Given task.
Copy out each line exactly; pictures stay out of the copy.

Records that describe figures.
** Begin **
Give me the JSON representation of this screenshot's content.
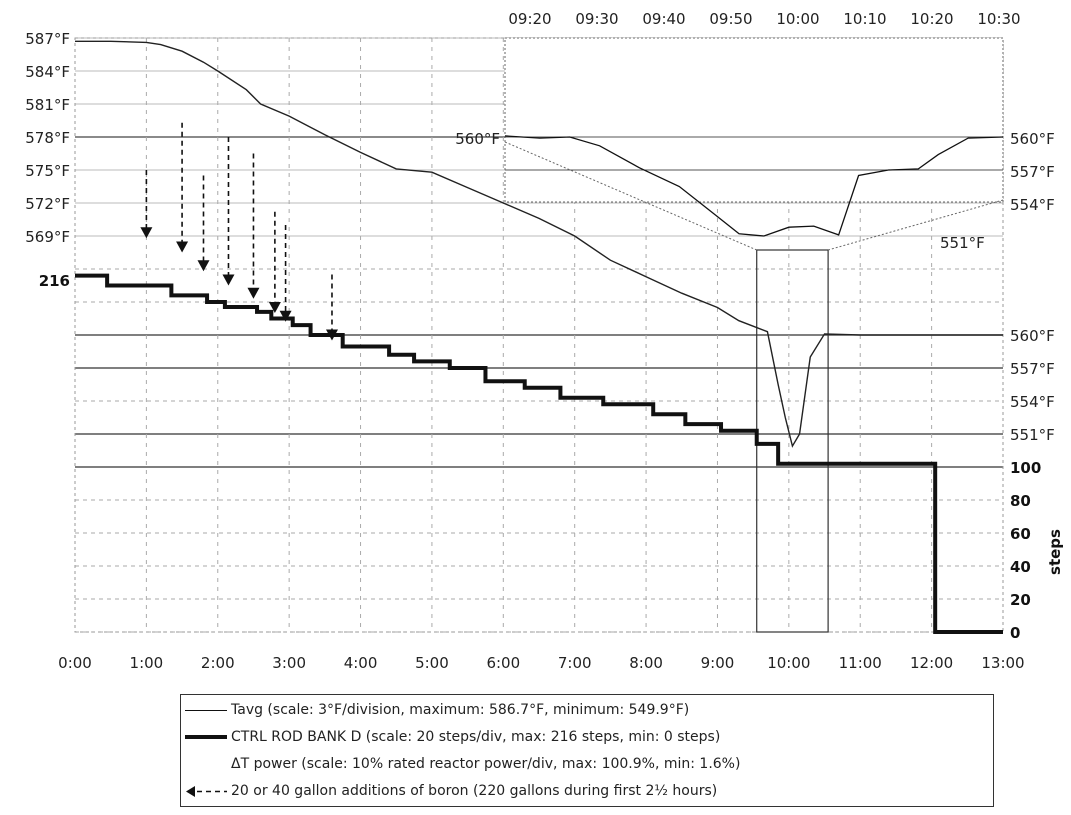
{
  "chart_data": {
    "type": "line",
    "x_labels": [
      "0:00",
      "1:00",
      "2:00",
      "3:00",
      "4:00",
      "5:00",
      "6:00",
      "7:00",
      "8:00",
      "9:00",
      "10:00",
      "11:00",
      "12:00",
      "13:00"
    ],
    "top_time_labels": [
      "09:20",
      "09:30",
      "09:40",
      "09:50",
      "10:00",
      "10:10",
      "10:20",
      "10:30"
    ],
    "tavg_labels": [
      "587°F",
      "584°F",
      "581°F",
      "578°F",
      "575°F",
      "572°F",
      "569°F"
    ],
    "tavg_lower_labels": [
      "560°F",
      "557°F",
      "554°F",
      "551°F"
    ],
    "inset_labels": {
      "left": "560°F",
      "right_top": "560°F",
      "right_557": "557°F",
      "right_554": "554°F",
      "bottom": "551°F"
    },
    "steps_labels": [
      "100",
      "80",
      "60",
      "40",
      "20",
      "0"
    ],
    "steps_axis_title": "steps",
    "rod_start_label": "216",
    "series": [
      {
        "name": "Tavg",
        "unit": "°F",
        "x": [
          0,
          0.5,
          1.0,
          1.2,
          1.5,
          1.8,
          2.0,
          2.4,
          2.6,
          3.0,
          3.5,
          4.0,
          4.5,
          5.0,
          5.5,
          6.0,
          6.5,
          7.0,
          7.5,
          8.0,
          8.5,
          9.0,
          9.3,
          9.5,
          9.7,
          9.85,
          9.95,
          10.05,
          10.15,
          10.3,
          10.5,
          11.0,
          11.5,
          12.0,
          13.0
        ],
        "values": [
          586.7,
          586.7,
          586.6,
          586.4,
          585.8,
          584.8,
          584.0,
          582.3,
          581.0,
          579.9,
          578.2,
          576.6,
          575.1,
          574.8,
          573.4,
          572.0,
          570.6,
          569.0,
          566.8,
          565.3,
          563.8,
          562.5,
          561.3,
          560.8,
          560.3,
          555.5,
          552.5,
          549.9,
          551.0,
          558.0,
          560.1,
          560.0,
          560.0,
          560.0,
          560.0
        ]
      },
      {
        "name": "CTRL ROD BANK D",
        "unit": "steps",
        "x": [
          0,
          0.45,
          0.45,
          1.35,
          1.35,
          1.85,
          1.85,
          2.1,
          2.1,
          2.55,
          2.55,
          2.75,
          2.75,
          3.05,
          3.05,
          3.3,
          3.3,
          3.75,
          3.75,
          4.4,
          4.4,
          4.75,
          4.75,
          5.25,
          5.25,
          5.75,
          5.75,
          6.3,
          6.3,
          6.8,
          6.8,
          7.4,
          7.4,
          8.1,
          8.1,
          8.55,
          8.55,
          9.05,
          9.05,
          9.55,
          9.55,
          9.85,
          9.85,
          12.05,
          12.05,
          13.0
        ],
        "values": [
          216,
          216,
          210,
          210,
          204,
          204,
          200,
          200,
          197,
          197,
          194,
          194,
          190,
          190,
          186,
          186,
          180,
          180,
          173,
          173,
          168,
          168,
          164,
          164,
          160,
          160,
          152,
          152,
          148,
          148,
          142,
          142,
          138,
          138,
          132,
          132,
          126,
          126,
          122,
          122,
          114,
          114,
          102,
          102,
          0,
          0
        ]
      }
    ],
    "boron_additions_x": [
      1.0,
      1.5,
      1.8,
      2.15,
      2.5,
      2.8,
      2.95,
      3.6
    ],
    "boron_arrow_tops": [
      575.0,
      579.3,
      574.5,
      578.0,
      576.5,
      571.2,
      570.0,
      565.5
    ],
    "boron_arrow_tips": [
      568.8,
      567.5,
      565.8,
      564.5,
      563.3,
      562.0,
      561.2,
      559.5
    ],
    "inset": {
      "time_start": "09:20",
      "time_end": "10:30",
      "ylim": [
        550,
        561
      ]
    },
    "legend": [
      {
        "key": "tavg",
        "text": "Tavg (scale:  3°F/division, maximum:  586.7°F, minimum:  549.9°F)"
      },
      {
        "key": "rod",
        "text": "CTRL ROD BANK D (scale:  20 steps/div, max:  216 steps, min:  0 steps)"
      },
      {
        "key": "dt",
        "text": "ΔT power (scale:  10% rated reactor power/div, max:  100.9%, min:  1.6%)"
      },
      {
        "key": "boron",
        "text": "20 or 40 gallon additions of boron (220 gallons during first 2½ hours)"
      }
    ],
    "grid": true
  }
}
** End **
Answer to this problem.
Give me the JSON representation of this screenshot's content.
{
  "chart_data": {
    "type": "line",
    "x_labels": [
      "0:00",
      "1:00",
      "2:00",
      "3:00",
      "4:00",
      "5:00",
      "6:00",
      "7:00",
      "8:00",
      "9:00",
      "10:00",
      "11:00",
      "12:00",
      "13:00"
    ],
    "top_time_labels": [
      "09:20",
      "09:30",
      "09:40",
      "09:50",
      "10:00",
      "10:10",
      "10:20",
      "10:30"
    ],
    "tavg_labels": [
      "587°F",
      "584°F",
      "581°F",
      "578°F",
      "575°F",
      "572°F",
      "569°F"
    ],
    "tavg_lower_labels": [
      "560°F",
      "557°F",
      "554°F",
      "551°F"
    ],
    "inset_labels": {
      "left": "560°F",
      "right_top": "560°F",
      "right_557": "557°F",
      "right_554": "554°F",
      "bottom": "551°F"
    },
    "steps_labels": [
      "100",
      "80",
      "60",
      "40",
      "20",
      "0"
    ],
    "steps_axis_title": "steps",
    "rod_start_label": "216",
    "series": [
      {
        "name": "Tavg",
        "unit": "°F",
        "x": [
          0,
          0.5,
          1.0,
          1.2,
          1.5,
          1.8,
          2.0,
          2.4,
          2.6,
          3.0,
          3.5,
          4.0,
          4.5,
          5.0,
          5.5,
          6.0,
          6.5,
          7.0,
          7.5,
          8.0,
          8.5,
          9.0,
          9.3,
          9.5,
          9.7,
          9.85,
          9.95,
          10.05,
          10.15,
          10.3,
          10.5,
          11.0,
          11.5,
          12.0,
          13.0
        ],
        "values": [
          586.7,
          586.7,
          586.6,
          586.4,
          585.8,
          584.8,
          584.0,
          582.3,
          581.0,
          579.9,
          578.2,
          576.6,
          575.1,
          574.8,
          573.4,
          572.0,
          570.6,
          569.0,
          566.8,
          565.3,
          563.8,
          562.5,
          561.3,
          560.8,
          560.3,
          555.5,
          552.5,
          549.9,
          551.0,
          558.0,
          560.1,
          560.0,
          560.0,
          560.0,
          560.0
        ]
      },
      {
        "name": "CTRL ROD BANK D",
        "unit": "steps",
        "x": [
          0,
          0.45,
          0.45,
          1.35,
          1.35,
          1.85,
          1.85,
          2.1,
          2.1,
          2.55,
          2.55,
          2.75,
          2.75,
          3.05,
          3.05,
          3.3,
          3.3,
          3.75,
          3.75,
          4.4,
          4.4,
          4.75,
          4.75,
          5.25,
          5.25,
          5.75,
          5.75,
          6.3,
          6.3,
          6.8,
          6.8,
          7.4,
          7.4,
          8.1,
          8.1,
          8.55,
          8.55,
          9.05,
          9.05,
          9.55,
          9.55,
          9.85,
          9.85,
          12.05,
          12.05,
          13.0
        ],
        "values": [
          216,
          216,
          210,
          210,
          204,
          204,
          200,
          200,
          197,
          197,
          194,
          194,
          190,
          190,
          186,
          186,
          180,
          180,
          173,
          173,
          168,
          168,
          164,
          164,
          160,
          160,
          152,
          152,
          148,
          148,
          142,
          142,
          138,
          138,
          132,
          132,
          126,
          126,
          122,
          122,
          114,
          114,
          102,
          102,
          0,
          0
        ]
      }
    ],
    "boron_additions_x": [
      1.0,
      1.5,
      1.8,
      2.15,
      2.5,
      2.8,
      2.95,
      3.6
    ],
    "boron_arrow_tops": [
      575.0,
      579.3,
      574.5,
      578.0,
      576.5,
      571.2,
      570.0,
      565.5
    ],
    "boron_arrow_tips": [
      568.8,
      567.5,
      565.8,
      564.5,
      563.3,
      562.0,
      561.2,
      559.5
    ],
    "inset": {
      "time_start": "09:20",
      "time_end": "10:30",
      "ylim": [
        550,
        561
      ]
    },
    "legend": [
      {
        "key": "tavg",
        "text": "Tavg (scale:  3°F/division, maximum:  586.7°F, minimum:  549.9°F)"
      },
      {
        "key": "rod",
        "text": "CTRL ROD BANK D (scale:  20 steps/div, max:  216 steps, min:  0 steps)"
      },
      {
        "key": "dt",
        "text": "ΔT power (scale:  10% rated reactor power/div, max:  100.9%, min:  1.6%)"
      },
      {
        "key": "boron",
        "text": "20 or 40 gallon additions of boron (220 gallons during first 2½ hours)"
      }
    ],
    "grid": true
  }
}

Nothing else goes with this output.